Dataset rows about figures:
◆ ◆ ◆ ◆
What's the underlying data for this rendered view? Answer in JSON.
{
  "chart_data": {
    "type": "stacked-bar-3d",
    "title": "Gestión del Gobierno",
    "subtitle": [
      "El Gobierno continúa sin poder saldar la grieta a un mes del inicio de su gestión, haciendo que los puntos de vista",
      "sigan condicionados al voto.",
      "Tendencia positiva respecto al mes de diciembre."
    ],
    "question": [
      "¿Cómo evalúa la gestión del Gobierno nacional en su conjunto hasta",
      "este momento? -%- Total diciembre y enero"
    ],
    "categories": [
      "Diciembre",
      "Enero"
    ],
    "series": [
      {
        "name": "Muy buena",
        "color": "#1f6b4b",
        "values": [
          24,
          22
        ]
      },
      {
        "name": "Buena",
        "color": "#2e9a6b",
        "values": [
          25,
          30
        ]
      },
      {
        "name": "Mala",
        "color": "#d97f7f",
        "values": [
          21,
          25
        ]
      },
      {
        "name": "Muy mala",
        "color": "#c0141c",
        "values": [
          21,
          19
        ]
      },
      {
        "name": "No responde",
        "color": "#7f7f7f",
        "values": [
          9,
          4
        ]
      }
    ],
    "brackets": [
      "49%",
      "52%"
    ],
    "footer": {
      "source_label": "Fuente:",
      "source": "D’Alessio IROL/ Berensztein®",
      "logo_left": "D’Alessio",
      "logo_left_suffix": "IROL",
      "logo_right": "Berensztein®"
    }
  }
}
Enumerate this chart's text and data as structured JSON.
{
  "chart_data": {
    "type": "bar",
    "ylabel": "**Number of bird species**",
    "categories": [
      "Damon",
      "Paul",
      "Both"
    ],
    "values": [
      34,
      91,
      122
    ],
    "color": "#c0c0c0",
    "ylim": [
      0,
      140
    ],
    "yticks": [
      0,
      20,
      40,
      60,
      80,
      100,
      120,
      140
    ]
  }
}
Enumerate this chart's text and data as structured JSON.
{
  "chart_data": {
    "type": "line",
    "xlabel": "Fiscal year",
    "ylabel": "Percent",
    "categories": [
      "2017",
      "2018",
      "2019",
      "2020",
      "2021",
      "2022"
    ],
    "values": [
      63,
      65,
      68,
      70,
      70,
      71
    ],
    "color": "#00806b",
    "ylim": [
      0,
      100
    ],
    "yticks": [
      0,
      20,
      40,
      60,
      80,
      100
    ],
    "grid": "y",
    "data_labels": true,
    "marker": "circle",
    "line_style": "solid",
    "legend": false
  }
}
◆ ◆ ◆ ◆
# GOAL:
For this exercise, gather every line of the data that contains the word "ylabel".

# RESULT OF THE EXERCISE:
    "ylabel": "**Number of bird species**",
    "ylabel": "Percent",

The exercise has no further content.